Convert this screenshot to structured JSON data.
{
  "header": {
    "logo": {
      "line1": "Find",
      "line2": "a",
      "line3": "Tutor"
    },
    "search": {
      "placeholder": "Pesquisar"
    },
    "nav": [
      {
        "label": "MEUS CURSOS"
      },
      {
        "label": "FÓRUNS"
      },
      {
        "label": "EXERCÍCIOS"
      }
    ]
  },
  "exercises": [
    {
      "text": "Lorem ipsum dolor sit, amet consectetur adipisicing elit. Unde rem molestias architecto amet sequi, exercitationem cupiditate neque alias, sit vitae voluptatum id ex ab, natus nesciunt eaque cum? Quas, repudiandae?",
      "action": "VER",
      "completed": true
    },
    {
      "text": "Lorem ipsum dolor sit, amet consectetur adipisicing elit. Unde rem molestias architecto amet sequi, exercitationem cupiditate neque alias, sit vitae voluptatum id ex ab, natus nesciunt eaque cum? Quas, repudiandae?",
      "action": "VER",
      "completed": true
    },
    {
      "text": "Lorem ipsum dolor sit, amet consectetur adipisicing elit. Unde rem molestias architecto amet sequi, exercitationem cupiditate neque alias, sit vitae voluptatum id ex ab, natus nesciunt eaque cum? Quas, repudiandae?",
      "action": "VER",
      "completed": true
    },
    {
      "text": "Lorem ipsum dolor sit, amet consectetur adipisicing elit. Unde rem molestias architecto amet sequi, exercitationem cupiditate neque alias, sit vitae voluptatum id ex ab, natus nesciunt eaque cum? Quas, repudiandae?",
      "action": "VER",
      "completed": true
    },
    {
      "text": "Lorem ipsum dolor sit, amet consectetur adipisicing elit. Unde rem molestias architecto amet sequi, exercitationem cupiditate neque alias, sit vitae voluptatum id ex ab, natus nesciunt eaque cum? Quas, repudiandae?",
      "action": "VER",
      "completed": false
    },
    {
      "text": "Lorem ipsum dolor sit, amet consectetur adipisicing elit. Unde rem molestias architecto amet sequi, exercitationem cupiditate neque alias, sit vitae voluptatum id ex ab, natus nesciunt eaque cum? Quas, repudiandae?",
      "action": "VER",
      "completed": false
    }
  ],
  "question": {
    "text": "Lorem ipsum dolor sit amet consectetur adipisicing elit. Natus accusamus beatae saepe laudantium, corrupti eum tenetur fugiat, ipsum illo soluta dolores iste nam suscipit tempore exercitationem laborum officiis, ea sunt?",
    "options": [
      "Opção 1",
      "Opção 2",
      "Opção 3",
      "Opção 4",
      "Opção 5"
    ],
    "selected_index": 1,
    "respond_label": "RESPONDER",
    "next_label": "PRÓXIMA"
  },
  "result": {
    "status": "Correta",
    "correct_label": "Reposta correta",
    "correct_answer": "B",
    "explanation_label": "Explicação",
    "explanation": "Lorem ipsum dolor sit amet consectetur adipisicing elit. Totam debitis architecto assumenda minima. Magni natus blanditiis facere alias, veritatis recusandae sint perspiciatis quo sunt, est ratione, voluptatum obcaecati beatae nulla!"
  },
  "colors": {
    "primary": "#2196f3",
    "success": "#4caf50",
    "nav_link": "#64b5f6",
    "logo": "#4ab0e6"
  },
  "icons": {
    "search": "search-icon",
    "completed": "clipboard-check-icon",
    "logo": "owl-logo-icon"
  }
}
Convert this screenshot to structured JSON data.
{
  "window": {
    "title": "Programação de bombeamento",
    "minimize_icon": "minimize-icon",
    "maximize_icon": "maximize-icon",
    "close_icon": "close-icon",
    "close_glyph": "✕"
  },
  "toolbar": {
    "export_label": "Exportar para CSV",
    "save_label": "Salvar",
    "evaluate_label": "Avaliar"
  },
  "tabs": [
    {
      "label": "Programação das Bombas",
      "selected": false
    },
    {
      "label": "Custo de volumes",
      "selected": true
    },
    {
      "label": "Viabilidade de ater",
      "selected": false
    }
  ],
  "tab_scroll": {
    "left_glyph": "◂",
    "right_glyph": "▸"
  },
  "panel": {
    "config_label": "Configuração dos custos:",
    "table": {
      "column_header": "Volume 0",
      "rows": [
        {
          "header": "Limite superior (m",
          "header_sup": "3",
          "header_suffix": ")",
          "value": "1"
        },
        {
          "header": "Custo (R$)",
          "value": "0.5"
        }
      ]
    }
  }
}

------

▶ [Requirement] Write the entries again, exactly as they stand.

▶ [Response for this exercise]
Convert this screenshot to structured JSON data.
{
  "header": {
    "logo": {
      "line1": "Find",
      "line2": "a",
      "line3": "Tutor"
    },
    "search": {
      "placeholder": "Pesquisar"
    },
    "nav": [
      {
        "label": "MEUS CURSOS"
      },
      {
        "label": "FÓRUNS"
      },
      {
        "label": "EXERCÍCIOS"
      }
    ]
  },
  "exercises": [
    {
      "text": "Lorem ipsum dolor sit, amet consectetur adipisicing elit. Unde rem molestias architecto amet sequi, exercitationem cupiditate neque alias, sit vitae voluptatum id ex ab, natus nesciunt eaque cum? Quas, repudiandae?",
      "action": "VER",
      "completed": true
    },
    {
      "text": "Lorem ipsum dolor sit, amet consectetur adipisicing elit. Unde rem molestias architecto amet sequi, exercitationem cupiditate neque alias, sit vitae voluptatum id ex ab, natus nesciunt eaque cum? Quas, repudiandae?",
      "action": "VER",
      "completed": true
    },
    {
      "text": "Lorem ipsum dolor sit, amet consectetur adipisicing elit. Unde rem molestias architecto amet sequi, exercitationem cupiditate neque alias, sit vitae voluptatum id ex ab, natus nesciunt eaque cum? Quas, repudiandae?",
      "action": "VER",
      "completed": true
    },
    {
      "text": "Lorem ipsum dolor sit, amet consectetur adipisicing elit. Unde rem molestias architecto amet sequi, exercitationem cupiditate neque alias, sit vitae voluptatum id ex ab, natus nesciunt eaque cum? Quas, repudiandae?",
      "action": "VER",
      "completed": true
    },
    {
      "text": "Lorem ipsum dolor sit, amet consectetur adipisicing elit. Unde rem molestias architecto amet sequi, exercitationem cupiditate neque alias, sit vitae voluptatum id ex ab, natus nesciunt eaque cum? Quas, repudiandae?",
      "action": "VER",
      "completed": false
    },
    {
      "text": "Lorem ipsum dolor sit, amet consectetur adipisicing elit. Unde rem molestias architecto amet sequi, exercitationem cupiditate neque alias, sit vitae voluptatum id ex ab, natus nesciunt eaque cum? Quas, repudiandae?",
      "action": "VER",
      "completed": false
    }
  ],
  "question": {
    "text": "Lorem ipsum dolor sit amet consectetur adipisicing elit. Natus accusamus beatae saepe laudantium, corrupti eum tenetur fugiat, ipsum illo soluta dolores iste nam suscipit tempore exercitationem laborum officiis, ea sunt?",
    "options": [
      "Opção 1",
      "Opção 2",
      "Opção 3",
      "Opção 4",
      "Opção 5"
    ],
    "selected_index": 1,
    "respond_label": "RESPONDER",
    "next_label": "PRÓXIMA"
  },
  "result": {
    "status": "Correta",
    "correct_label": "Reposta correta",
    "correct_answer": "B",
    "explanation_label": "Explicação",
    "explanation": "Lorem ipsum dolor sit amet consectetur adipisicing elit. Totam debitis architecto assumenda minima. Magni natus blanditiis facere alias, veritatis recusandae sint perspiciatis quo sunt, est ratione, voluptatum obcaecati beatae nulla!"
  },
  "colors": {
    "primary": "#2196f3",
    "success": "#4caf50",
    "nav_link": "#64b5f6",
    "logo": "#4ab0e6"
  },
  "icons": {
    "search": "search-icon",
    "completed": "clipboard-check-icon",
    "logo": "owl-logo-icon"
  }
}
Convert this screenshot to structured JSON data.
{
  "window": {
    "title": "Programação de bombeamento",
    "minimize_icon": "minimize-icon",
    "maximize_icon": "maximize-icon",
    "close_icon": "close-icon",
    "close_glyph": "✕"
  },
  "toolbar": {
    "export_label": "Exportar para CSV",
    "save_label": "Salvar",
    "evaluate_label": "Avaliar"
  },
  "tabs": [
    {
      "label": "Programação das Bombas",
      "selected": false
    },
    {
      "label": "Custo de volumes",
      "selected": true
    },
    {
      "label": "Viabilidade de ater",
      "selected": false
    }
  ],
  "tab_scroll": {
    "left_glyph": "◂",
    "right_glyph": "▸"
  },
  "panel": {
    "config_label": "Configuração dos custos:",
    "table": {
      "column_header": "Volume 0",
      "rows": [
        {
          "header": "Limite superior (m",
          "header_sup": "3",
          "header_suffix": ")",
          "value": "1"
        },
        {
          "header": "Custo (R$)",
          "value": "0.5"
        }
      ]
    }
  }
}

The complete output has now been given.